Given exercise
Every entry below should be printed exactly, without its images.

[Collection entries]
++++++++
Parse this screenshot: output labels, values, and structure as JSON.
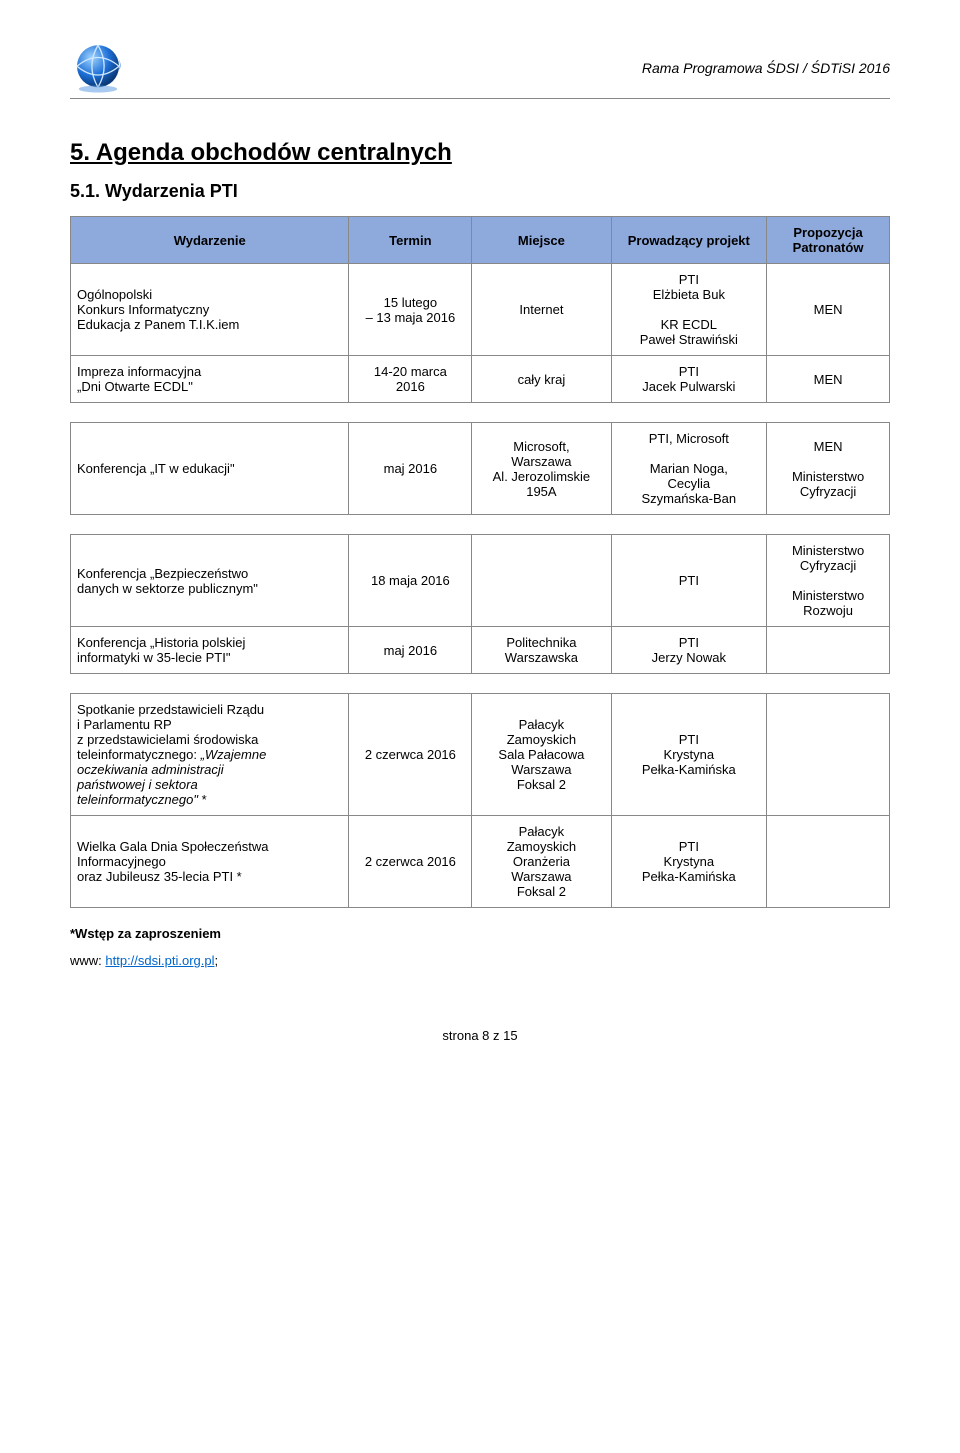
{
  "header": {
    "doc_title": "Rama Programowa ŚDSI / ŚDTiSI  2016"
  },
  "section": {
    "number_title": "5.   Agenda obchodów centralnych",
    "sub_title": "5.1. Wydarzenia PTI"
  },
  "table": {
    "header_bg": "#8ea9db",
    "columns": [
      "Wydarzenie",
      "Termin",
      "Miejsce",
      "Prowadzący projekt",
      "Propozycja Patronatów"
    ]
  },
  "rows": [
    {
      "event": "Ogólnopolski\nKonkurs Informatyczny\nEdukacja z Panem T.I.K.iem",
      "term": "15 lutego\n– 13 maja 2016",
      "place": "Internet",
      "lead": "PTI\nElżbieta Buk\n\nKR ECDL\nPaweł Strawiński",
      "patron": "MEN"
    },
    {
      "event": "Impreza informacyjna\n„Dni Otwarte ECDL\"",
      "term": "14-20 marca\n2016",
      "place": "cały kraj",
      "lead": "PTI\nJacek Pulwarski",
      "patron": "MEN"
    },
    {
      "spacer": true
    },
    {
      "event": "Konferencja „IT w edukacji\"",
      "term": "maj 2016",
      "place": "Microsoft,\nWarszawa\nAl. Jerozolimskie\n195A",
      "lead": "PTI, Microsoft\n\nMarian Noga,\nCecylia\nSzymańska-Ban",
      "patron": "MEN\n\nMinisterstwo\nCyfryzacji"
    },
    {
      "spacer": true
    },
    {
      "event": "Konferencja „Bezpieczeństwo\ndanych w sektorze publicznym\"",
      "term": "18 maja 2016",
      "place": "",
      "lead": "PTI",
      "patron": "Ministerstwo\nCyfryzacji\n\nMinisterstwo\nRozwoju"
    },
    {
      "event": "Konferencja „Historia polskiej\ninformatyki w 35-lecie PTI\"",
      "term": "maj 2016",
      "place": "Politechnika\nWarszawska",
      "lead": "PTI\nJerzy Nowak",
      "patron": ""
    },
    {
      "spacer": true
    },
    {
      "event_html": "Spotkanie przedstawicieli Rządu\ni Parlamentu RP\nz przedstawicielami środowiska\nteleinformatycznego: <span class=\"ital\">„Wzajemne\noczekiwania administracji\npaństwowej i sektora\nteleinformatycznego\"</span>  *",
      "term": "2 czerwca 2016",
      "place": "Pałacyk\nZamoyskich\nSala Pałacowa\nWarszawa\nFoksal 2",
      "lead": "PTI\nKrystyna\nPełka-Kamińska",
      "patron": ""
    },
    {
      "event": "Wielka Gala Dnia Społeczeństwa\nInformacyjnego\noraz Jubileusz 35-lecia PTI  *",
      "term": "2 czerwca 2016",
      "place": "Pałacyk\nZamoyskich\nOranżeria\nWarszawa\nFoksal 2",
      "lead": "PTI\nKrystyna\nPełka-Kamińska",
      "patron": ""
    }
  ],
  "footnote": "*Wstęp za zaproszeniem",
  "www": {
    "label": "www:  ",
    "link_text": "http://sdsi.pti.org.pl",
    "trail": ";"
  },
  "footer": "strona 8 z 15"
}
++++++++
The response
Parse this screenshot: output labels, values, and structure as JSON.
{
  "header": {
    "doc_title": "Rama Programowa ŚDSI / ŚDTiSI  2016"
  },
  "section": {
    "number_title": "5.   Agenda obchodów centralnych",
    "sub_title": "5.1. Wydarzenia PTI"
  },
  "table": {
    "header_bg": "#8ea9db",
    "columns": [
      "Wydarzenie",
      "Termin",
      "Miejsce",
      "Prowadzący projekt",
      "Propozycja Patronatów"
    ]
  },
  "rows": [
    {
      "event": "Ogólnopolski\nKonkurs Informatyczny\nEdukacja z Panem T.I.K.iem",
      "term": "15 lutego\n– 13 maja 2016",
      "place": "Internet",
      "lead": "PTI\nElżbieta Buk\n\nKR ECDL\nPaweł Strawiński",
      "patron": "MEN"
    },
    {
      "event": "Impreza informacyjna\n„Dni Otwarte ECDL\"",
      "term": "14-20 marca\n2016",
      "place": "cały kraj",
      "lead": "PTI\nJacek Pulwarski",
      "patron": "MEN"
    },
    {
      "spacer": true
    },
    {
      "event": "Konferencja „IT w edukacji\"",
      "term": "maj 2016",
      "place": "Microsoft,\nWarszawa\nAl. Jerozolimskie\n195A",
      "lead": "PTI, Microsoft\n\nMarian Noga,\nCecylia\nSzymańska-Ban",
      "patron": "MEN\n\nMinisterstwo\nCyfryzacji"
    },
    {
      "spacer": true
    },
    {
      "event": "Konferencja „Bezpieczeństwo\ndanych w sektorze publicznym\"",
      "term": "18 maja 2016",
      "place": "",
      "lead": "PTI",
      "patron": "Ministerstwo\nCyfryzacji\n\nMinisterstwo\nRozwoju"
    },
    {
      "event": "Konferencja „Historia polskiej\ninformatyki w 35-lecie PTI\"",
      "term": "maj 2016",
      "place": "Politechnika\nWarszawska",
      "lead": "PTI\nJerzy Nowak",
      "patron": ""
    },
    {
      "spacer": true
    },
    {
      "event_html": "Spotkanie przedstawicieli Rządu\ni Parlamentu RP\nz przedstawicielami środowiska\nteleinformatycznego: <span class=\"ital\">„Wzajemne\noczekiwania administracji\npaństwowej i sektora\nteleinformatycznego\"</span>  *",
      "term": "2 czerwca 2016",
      "place": "Pałacyk\nZamoyskich\nSala Pałacowa\nWarszawa\nFoksal 2",
      "lead": "PTI\nKrystyna\nPełka-Kamińska",
      "patron": ""
    },
    {
      "event": "Wielka Gala Dnia Społeczeństwa\nInformacyjnego\noraz Jubileusz 35-lecia PTI  *",
      "term": "2 czerwca 2016",
      "place": "Pałacyk\nZamoyskich\nOranżeria\nWarszawa\nFoksal 2",
      "lead": "PTI\nKrystyna\nPełka-Kamińska",
      "patron": ""
    }
  ],
  "footnote": "*Wstęp za zaproszeniem",
  "www": {
    "label": "www:  ",
    "link_text": "http://sdsi.pti.org.pl",
    "trail": ";"
  },
  "footer": "strona 8 z 15"
}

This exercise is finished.